---------- PROVIDED INFORMATION

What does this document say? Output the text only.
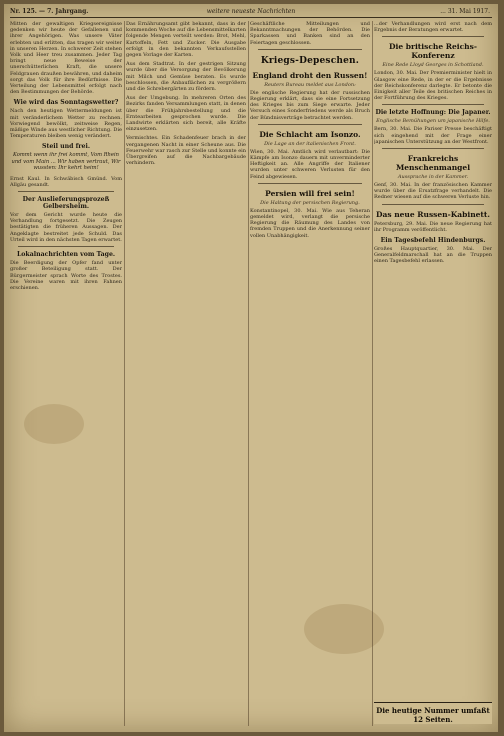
Nr. 125. — 7. Jahrgang.	weitere neueste Nachrichten	... 31. Mai 1917.

Mitten der gewaltigen Kriegsereignisse gedenken wir heute der Gefallenen und ihrer Angehörigen. Was unsere Väter erlebten und erlitten, das tragen wir weiter in unseren Herzen. In schwerer Zeit stehen Volk und Heer treu zusammen. Jeder Tag bringt neue Beweise der unerschütterlichen Kraft, die unsere Feldgrauen draußen bewähren, und daheim sorgt das Volk für ihre Bedürfnisse. Die Verteilung der Lebensmittel erfolgt nach den Bestimmungen der Behörde.

Wie wird das Sonntagswetter?

Nach den heutigen Wettermeldungen ist mit veränderlichem Wetter zu rechnen. Vorwiegend bewölkt, zeitweise Regen, mäßige Winde aus westlicher Richtung. Die Temperaturen bleiben wenig verändert.

Steil und frei.

Kommt wenn ihr frei kommt, Vom Rhein und vom Main ... Wir haben vertraut, Wir wussten: Ihr kehrt heim!

Ernst Kaul. In Schwäbisch Gmünd. Vom Allgäu gesandt.

Der Auslieferungsprozeß Gelbersheim.

Vor dem Gericht wurde heute die Verhandlung fortgesetzt. Die Zeugen bestätigten die früheren Aussagen. Der Angeklagte bestreitet jede Schuld. Das Urteil wird in den nächsten Tagen erwartet.

Lokalnachrichten vom Tage.

Die Beerdigung der Opfer fand unter großer Beteiligung statt. Der Bürgermeister sprach Worte des Trostes. Die Vereine waren mit ihren Fahnen erschienen.

Das Ernährungsamt gibt bekannt, dass in der kommenden Woche auf die Lebensmittelkarten folgende Mengen verteilt werden: Brot, Mehl, Kartoffeln, Fett und Zucker. Die Ausgabe erfolgt in den bekannten Verkaufsstellen gegen Vorlage der Karten.

Aus dem Stadtrat. In der gestrigen Sitzung wurde über die Versorgung der Bevölkerung mit Milch und Gemüse beraten. Es wurde beschlossen, die Anbauflächen zu vergrößern und die Schrebergärten zu fördern.

Aus der Umgebung. In mehreren Orten des Bezirks fanden Versammlungen statt, in denen über die Frühjahrsbestellung und die Erntearbeiten gesprochen wurde. Die Landwirte erklärten sich bereit, alle Kräfte einzusetzen.

Vermischtes. Ein Schadenfeuer brach in der vergangenen Nacht in einer Scheune aus. Die Feuerwehr war rasch zur Stelle und konnte ein Übergreifen auf die Nachbargebäude verhindern.

Geschäftliche Mitteilungen und Bekanntmachungen der Behörden. Die Sparkassen und Banken sind an den Feiertagen geschlossen.

Kriegs-Depeschen.
England droht den Russen!
Reuters Bureau meldet aus London:

Die englische Regierung hat der russischen Regierung erklärt, dass sie eine Fortsetzung des Krieges bis zum Siege erwarte. Jeder Versuch eines Sonderfriedens werde als Bruch der Bündnisverträge betrachtet werden.

Die Schlacht am Isonzo.
Die Lage an der italienischen Front.

Wien, 30. Mai. Amtlich wird verlautbart: Die Kämpfe am Isonzo dauern mit unverminderter Heftigkeit an. Alle Angriffe der Italiener wurden unter schweren Verlusten für den Feind abgewiesen.

Persien will frei sein!
Die Haltung der persischen Regierung.

Konstantinopel, 30. Mai. Wie aus Teheran gemeldet wird, verlangt die persische Regierung die Räumung des Landes von fremden Truppen und die Anerkennung seiner vollen Unabhängigkeit.

...der Verhandlungen wird erst nach dem Ergebnis der Beratungen erwartet.

Die britische Reichs-Konferenz
Eine Rede Lloyd Georges in Schottland.

London, 30. Mai. Der Premierminister hielt in Glasgow eine Rede, in der er die Ergebnisse der Reichskonferenz darlegte. Er betonte die Einigkeit aller Teile des britischen Reiches in der Fortführung des Krieges.

Die letzte Hoffnung: Die Japaner.
Englische Bemühungen um japanische Hilfe.

Bern, 30. Mai. Die Pariser Presse beschäftigt sich eingehend mit der Frage einer japanischen Unterstützung an der Westfront.

Frankreichs Menschenmangel
Aussprache in der Kammer.

Genf, 30. Mai. In der französischen Kammer wurde über die Ersatzfrage verhandelt. Die Redner wiesen auf die schweren Verluste hin.

Das neue Russen-Kabinett.

Petersburg, 29. Mai. Die neue Regierung hat ihr Programm veröffentlicht.

Ein Tagesbefehl Hindenburgs.

Großes Hauptquartier, 30. Mai. Der Generalfeldmarschall hat an die Truppen einen Tagesbefehl erlassen.

Die heutige Nummer umfaßt 12 Seiten.
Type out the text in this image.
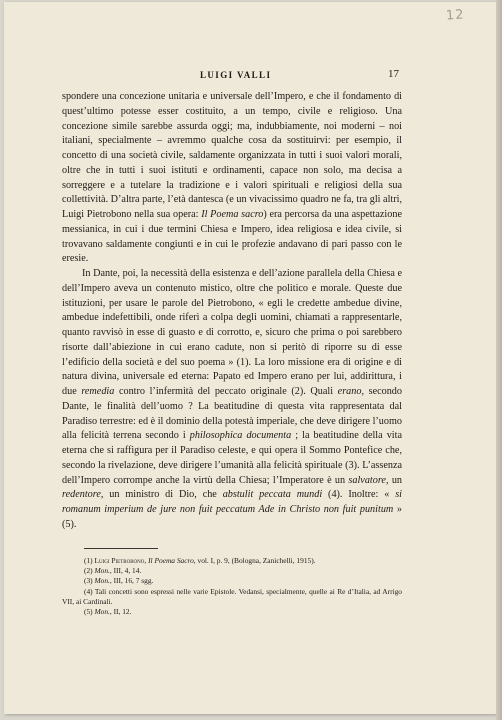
12
LUIGI VALLI	17

spondere una concezione unitaria e universale dell’Impero, e che il fondamento di quest’ultimo potesse esser costituito, a un tempo, civile e religioso. Una concezione simile sarebbe assurda oggi; ma, indubbiamente, noi moderni – noi italiani, specialmente – avremmo qualche cosa da sostituirvi: per esempio, il concetto di una società civile, saldamente organizzata in tutti i suoi valori morali, oltre che in tutti i suoi istituti e ordinamenti, capace non solo, ma decisa a sorreggere e a tutelare la tradizione e i valori spirituali e religiosi della sua collettività. D’altra parte, l’età dantesca (e un vivacissimo quadro ne fa, tra gli altri, Luigi Pietrobono nella sua opera: Il Poema sacro) era percorsa da una aspettazione messianica, in cui i due termini Chiesa e Impero, idea religiosa e idea civile, si trovavano saldamente congiunti e in cui le profezie andavano di pari passo con le eresie.

In Dante, poi, la necessità della esistenza e dell’azione parallela della Chiesa e dell’Impero aveva un contenuto mistico, oltre che politico e morale. Queste due istituzioni, per usare le parole del Pietrobono, « egli le credette ambedue divine, ambedue indefettibili, onde riferì a colpa degli uomini, chiamati a rappresentarle, quanto ravvisò in esse di guasto e di corrotto, e, sicuro che prima o poi sarebbero risorte dall’abiezione in cui erano cadute, non si peritò di riporre su di esse l’edificio della società e del suo poema » (1). La loro missione era di origine e di natura divina, universale ed eterna: Papato ed Impero erano per lui, addirittura, i due remedia contro l’infermità del peccato originale (2). Quali erano, secondo Dante, le finalità dell’uomo ? La beatitudine di questa vita rappresentata dal Paradiso terrestre: ed è il dominio della potestà imperiale, che deve dirigere l’uomo alla felicità terrena secondo i philosophica documenta ; la beatitudine della vita eterna che si raffigura per il Paradiso celeste, e qui opera il Sommo Pontefice che, secondo la rivelazione, deve dirigere l’umanità alla felicità spirituale (3). L’assenza dell’Impero corrompe anche la virtù della Chiesa; l’Imperatore è un salvatore, un redentore, un ministro di Dio, che abstulit peccata mundi (4). Inoltre: « si romanum imperium de jure non fuit peccatum Ade in Christo non fuit punitum » (5).

(1) Luigi Pietrobono, Il Poema Sacro, vol. I, p. 9, (Bologna, Zanichelli, 1915).
(2) Mon., III, 4, 14.
(3) Mon., III, 16, 7 sgg.
(4) Tali concetti sono espressi nelle varie Epistole. Vedansi, specialmente, quelle ai Re d’Italia, ad Arrigo VII, ai Cardinali.
(5) Mon., II, 12.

--------------------

| TASK DIRECTIONS |
Pull out every line of the records above that contains the word "text".

| RESULT FOR THIS EXERCISE |
What does this document say? Output the text only.
Type out the text in this image.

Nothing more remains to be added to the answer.